[Extracted data entries]
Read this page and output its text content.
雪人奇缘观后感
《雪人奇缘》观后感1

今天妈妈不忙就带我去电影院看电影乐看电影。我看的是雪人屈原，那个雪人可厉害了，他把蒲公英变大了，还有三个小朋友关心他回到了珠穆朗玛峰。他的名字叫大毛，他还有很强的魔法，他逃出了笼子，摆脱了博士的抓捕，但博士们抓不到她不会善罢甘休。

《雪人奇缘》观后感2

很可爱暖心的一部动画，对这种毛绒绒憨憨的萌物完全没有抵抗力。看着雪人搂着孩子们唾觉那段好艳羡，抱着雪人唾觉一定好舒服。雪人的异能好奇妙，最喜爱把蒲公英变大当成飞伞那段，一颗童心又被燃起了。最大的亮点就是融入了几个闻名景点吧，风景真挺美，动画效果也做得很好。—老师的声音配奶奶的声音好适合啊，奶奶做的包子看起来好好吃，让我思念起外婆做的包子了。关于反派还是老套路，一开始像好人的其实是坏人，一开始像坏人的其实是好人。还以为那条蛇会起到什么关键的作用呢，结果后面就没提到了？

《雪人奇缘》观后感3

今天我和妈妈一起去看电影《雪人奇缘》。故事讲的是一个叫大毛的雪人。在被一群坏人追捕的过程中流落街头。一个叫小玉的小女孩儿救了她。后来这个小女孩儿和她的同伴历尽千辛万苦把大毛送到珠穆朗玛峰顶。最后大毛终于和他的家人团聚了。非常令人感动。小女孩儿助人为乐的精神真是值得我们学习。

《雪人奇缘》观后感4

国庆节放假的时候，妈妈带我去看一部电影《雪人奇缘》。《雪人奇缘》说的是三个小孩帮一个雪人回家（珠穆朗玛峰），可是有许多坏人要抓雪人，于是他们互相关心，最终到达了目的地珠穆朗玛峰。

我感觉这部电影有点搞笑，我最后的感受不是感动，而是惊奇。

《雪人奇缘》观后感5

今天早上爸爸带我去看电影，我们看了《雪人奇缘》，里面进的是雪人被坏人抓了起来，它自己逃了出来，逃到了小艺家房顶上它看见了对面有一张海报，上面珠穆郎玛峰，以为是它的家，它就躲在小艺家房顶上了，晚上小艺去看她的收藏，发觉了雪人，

GIVEN TASK
Reproduce the full listing above, character for character.

ANSWER TO THIS TASK
Read this page and output its text content.
雪人奇缘观后感
《雪人奇缘》观后感1

今天妈妈不忙就带我去电影院看电影乐看电影。我看的是雪人屈原，那个雪人可厉害了，他把蒲公英变大了，还有三个小朋友关心他回到了珠穆朗玛峰。他的名字叫大毛，他还有很强的魔法，他逃出了笼子，摆脱了博士的抓捕，但博士们抓不到她不会善罢甘休。

《雪人奇缘》观后感2

很可爱暖心的一部动画，对这种毛绒绒憨憨的萌物完全没有抵抗力。看着雪人搂着孩子们唾觉那段好艳羡，抱着雪人唾觉一定好舒服。雪人的异能好奇妙，最喜爱把蒲公英变大当成飞伞那段，一颗童心又被燃起了。最大的亮点就是融入了几个闻名景点吧，风景真挺美，动画效果也做得很好。—老师的声音配奶奶的声音好适合啊，奶奶做的包子看起来好好吃，让我思念起外婆做的包子了。关于反派还是老套路，一开始像好人的其实是坏人，一开始像坏人的其实是好人。还以为那条蛇会起到什么关键的作用呢，结果后面就没提到了？

《雪人奇缘》观后感3

今天我和妈妈一起去看电影《雪人奇缘》。故事讲的是一个叫大毛的雪人。在被一群坏人追捕的过程中流落街头。一个叫小玉的小女孩儿救了她。后来这个小女孩儿和她的同伴历尽千辛万苦把大毛送到珠穆朗玛峰顶。最后大毛终于和他的家人团聚了。非常令人感动。小女孩儿助人为乐的精神真是值得我们学习。

《雪人奇缘》观后感4

国庆节放假的时候，妈妈带我去看一部电影《雪人奇缘》。《雪人奇缘》说的是三个小孩帮一个雪人回家（珠穆朗玛峰），可是有许多坏人要抓雪人，于是他们互相关心，最终到达了目的地珠穆朗玛峰。

我感觉这部电影有点搞笑，我最后的感受不是感动，而是惊奇。

《雪人奇缘》观后感5

今天早上爸爸带我去看电影，我们看了《雪人奇缘》，里面进的是雪人被坏人抓了起来，它自己逃了出来，逃到了小艺家房顶上它看见了对面有一张海报，上面珠穆郎玛峰，以为是它的家，它就躲在小艺家房顶上了，晚上小艺去看她的收藏，发觉了雪人，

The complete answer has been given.